(Saved entries)
** Begin **

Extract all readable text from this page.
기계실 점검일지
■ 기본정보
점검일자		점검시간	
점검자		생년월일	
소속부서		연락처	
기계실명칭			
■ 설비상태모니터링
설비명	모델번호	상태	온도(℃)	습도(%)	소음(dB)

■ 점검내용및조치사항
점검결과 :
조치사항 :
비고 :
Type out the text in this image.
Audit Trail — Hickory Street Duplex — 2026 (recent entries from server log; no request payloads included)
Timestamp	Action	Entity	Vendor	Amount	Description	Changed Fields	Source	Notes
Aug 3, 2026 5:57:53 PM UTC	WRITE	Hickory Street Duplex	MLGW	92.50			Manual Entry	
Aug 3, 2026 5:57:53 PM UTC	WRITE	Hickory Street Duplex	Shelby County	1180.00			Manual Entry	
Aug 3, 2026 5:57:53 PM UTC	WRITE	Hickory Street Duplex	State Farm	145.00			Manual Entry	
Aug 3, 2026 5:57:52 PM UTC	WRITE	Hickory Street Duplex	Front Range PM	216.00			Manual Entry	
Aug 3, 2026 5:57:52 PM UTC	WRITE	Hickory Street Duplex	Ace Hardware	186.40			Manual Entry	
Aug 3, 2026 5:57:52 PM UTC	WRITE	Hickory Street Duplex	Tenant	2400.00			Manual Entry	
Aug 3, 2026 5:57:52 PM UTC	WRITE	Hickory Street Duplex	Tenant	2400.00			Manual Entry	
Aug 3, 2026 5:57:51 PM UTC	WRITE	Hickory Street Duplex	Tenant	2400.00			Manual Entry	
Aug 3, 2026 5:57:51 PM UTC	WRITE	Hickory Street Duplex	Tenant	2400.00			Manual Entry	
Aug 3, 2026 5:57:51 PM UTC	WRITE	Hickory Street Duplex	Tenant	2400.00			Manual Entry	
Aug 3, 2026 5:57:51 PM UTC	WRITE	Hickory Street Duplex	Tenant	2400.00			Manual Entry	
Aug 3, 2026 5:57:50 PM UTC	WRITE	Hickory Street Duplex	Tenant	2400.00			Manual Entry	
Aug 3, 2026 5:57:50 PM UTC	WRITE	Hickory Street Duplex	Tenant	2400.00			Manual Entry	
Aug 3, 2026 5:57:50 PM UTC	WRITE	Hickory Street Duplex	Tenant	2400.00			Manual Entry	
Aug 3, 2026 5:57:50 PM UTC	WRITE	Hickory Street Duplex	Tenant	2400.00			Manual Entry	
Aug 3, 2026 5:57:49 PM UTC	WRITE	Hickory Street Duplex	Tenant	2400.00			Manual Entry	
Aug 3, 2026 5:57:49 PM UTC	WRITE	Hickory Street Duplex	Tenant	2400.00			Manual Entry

** End **

Requirements. Read the entries above, then pull out the lines that include "text".

Exercise output.
Extract all readable text from this page.
Type out the text in this image.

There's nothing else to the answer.